> WORK TO COMPLETE
Determine how many lines in the listing below contain "circle", then give only that number.

> EXERCISE MATERIALS
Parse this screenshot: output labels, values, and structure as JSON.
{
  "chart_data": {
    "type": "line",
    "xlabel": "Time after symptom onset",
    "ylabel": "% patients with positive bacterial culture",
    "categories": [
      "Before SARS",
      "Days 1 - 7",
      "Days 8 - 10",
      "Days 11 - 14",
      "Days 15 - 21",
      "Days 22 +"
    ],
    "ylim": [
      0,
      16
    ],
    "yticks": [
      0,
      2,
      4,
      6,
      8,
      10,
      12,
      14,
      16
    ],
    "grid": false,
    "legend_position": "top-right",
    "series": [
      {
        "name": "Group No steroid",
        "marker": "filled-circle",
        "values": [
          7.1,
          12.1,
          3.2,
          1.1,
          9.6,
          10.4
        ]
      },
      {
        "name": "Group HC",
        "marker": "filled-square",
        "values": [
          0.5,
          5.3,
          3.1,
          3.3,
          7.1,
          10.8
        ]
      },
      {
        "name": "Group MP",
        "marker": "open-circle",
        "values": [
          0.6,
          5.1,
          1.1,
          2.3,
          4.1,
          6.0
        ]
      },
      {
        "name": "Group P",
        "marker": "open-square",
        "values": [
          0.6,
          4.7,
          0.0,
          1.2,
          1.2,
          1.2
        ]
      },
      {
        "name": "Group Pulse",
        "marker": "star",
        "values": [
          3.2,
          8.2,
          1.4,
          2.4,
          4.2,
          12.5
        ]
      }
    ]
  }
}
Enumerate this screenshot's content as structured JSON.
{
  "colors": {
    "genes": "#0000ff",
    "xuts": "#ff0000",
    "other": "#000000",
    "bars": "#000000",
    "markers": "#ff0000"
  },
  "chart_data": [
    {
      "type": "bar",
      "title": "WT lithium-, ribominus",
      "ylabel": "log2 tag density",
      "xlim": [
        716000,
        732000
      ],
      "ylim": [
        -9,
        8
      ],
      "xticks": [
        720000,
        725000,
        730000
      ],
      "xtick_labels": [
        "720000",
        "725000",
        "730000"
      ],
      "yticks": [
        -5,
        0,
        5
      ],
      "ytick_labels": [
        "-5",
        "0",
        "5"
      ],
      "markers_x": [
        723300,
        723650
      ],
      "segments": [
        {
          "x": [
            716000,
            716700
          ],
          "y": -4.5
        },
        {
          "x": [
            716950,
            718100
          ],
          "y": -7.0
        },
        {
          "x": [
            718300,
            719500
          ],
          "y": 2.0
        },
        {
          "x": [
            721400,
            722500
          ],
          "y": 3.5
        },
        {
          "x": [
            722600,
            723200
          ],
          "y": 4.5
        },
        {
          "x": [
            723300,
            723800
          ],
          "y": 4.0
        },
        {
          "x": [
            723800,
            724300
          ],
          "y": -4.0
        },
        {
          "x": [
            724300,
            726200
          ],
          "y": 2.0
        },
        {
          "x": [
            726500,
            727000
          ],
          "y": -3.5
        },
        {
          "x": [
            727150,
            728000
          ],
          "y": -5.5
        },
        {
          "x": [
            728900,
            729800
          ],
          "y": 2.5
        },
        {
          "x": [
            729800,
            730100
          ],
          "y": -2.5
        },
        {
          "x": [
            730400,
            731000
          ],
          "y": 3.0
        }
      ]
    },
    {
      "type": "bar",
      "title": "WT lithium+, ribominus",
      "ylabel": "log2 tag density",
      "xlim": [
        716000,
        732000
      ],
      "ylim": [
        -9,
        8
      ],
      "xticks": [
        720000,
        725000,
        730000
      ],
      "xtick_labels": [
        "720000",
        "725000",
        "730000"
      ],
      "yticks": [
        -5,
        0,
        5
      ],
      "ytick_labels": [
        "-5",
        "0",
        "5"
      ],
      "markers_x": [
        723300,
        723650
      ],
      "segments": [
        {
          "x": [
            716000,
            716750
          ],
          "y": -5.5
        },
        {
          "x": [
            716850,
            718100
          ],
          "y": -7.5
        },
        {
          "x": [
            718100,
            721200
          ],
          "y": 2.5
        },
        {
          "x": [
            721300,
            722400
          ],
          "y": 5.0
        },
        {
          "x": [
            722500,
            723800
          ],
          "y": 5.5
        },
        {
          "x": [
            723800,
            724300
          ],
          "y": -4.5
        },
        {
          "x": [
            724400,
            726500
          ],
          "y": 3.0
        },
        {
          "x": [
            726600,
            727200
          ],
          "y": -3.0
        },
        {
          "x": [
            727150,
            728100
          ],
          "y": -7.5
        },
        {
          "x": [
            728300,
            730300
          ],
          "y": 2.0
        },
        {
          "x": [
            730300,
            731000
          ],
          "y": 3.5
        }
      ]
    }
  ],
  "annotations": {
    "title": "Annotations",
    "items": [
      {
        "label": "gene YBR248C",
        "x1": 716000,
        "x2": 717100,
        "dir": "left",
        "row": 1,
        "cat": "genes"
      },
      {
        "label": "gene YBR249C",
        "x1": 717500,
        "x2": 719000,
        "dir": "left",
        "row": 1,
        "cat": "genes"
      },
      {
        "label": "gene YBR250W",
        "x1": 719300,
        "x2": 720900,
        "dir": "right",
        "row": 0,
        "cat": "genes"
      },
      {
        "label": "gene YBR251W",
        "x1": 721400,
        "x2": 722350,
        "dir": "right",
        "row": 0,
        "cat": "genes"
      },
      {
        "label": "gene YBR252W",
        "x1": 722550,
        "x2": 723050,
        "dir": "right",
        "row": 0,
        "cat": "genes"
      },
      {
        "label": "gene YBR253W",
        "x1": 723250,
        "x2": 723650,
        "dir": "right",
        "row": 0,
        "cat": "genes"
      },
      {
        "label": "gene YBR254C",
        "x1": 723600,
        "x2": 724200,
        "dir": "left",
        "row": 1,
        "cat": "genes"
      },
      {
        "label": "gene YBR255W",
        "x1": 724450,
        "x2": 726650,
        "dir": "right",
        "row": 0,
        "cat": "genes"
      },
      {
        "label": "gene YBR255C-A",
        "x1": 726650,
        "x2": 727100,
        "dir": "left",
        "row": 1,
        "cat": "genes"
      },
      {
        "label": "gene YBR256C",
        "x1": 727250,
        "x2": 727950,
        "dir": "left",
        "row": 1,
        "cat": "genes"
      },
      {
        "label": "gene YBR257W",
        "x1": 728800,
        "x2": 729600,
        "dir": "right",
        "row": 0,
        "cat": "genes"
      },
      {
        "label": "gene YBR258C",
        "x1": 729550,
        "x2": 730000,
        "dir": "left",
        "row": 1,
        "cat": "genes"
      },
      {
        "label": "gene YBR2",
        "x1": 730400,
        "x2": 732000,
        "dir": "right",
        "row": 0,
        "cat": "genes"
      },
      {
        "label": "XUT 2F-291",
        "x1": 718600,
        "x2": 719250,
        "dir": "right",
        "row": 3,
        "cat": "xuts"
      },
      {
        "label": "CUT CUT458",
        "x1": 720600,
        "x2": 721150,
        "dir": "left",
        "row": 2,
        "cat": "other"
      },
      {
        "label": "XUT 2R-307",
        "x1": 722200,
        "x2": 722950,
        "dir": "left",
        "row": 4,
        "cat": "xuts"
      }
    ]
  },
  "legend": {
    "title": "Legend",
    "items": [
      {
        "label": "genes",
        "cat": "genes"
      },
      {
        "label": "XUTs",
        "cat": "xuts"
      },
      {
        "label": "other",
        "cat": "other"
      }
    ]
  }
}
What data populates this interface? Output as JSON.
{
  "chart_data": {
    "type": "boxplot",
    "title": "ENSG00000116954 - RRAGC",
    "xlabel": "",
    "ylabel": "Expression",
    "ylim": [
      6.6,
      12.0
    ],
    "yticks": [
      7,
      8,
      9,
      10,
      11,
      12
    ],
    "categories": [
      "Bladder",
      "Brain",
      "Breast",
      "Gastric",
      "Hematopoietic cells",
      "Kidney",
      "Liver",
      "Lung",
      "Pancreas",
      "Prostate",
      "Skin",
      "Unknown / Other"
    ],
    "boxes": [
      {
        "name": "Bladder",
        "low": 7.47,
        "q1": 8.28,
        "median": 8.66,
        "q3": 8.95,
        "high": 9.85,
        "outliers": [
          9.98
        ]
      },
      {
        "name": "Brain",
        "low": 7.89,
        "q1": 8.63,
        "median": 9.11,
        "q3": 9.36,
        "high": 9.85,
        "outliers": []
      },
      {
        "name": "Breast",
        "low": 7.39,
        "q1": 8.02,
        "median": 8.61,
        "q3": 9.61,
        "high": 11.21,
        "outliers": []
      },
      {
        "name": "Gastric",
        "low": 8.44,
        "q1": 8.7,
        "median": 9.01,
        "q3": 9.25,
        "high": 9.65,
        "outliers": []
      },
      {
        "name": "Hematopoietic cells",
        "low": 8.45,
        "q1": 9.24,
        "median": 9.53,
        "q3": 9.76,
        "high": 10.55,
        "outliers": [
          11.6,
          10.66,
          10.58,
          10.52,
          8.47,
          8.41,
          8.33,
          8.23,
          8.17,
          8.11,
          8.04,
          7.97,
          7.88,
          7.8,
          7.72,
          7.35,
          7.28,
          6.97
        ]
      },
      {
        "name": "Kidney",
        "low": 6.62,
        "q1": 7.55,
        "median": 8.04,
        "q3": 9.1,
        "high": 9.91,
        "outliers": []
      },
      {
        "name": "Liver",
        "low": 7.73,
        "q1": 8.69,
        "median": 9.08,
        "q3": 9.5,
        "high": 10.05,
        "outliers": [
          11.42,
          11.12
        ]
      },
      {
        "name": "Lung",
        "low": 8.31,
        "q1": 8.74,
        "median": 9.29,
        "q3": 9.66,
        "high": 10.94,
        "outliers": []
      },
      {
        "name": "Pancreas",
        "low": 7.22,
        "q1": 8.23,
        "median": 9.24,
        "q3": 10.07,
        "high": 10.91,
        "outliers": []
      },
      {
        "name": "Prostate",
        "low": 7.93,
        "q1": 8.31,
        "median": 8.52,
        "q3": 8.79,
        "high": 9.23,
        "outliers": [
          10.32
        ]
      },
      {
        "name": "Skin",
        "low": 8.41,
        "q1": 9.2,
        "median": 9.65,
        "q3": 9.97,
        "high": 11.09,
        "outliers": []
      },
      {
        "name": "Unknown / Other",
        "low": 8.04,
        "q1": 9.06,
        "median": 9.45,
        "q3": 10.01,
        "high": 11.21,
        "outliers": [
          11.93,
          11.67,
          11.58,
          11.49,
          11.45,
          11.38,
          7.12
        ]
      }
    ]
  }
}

> RESULT FOR THIS EXERCISE
2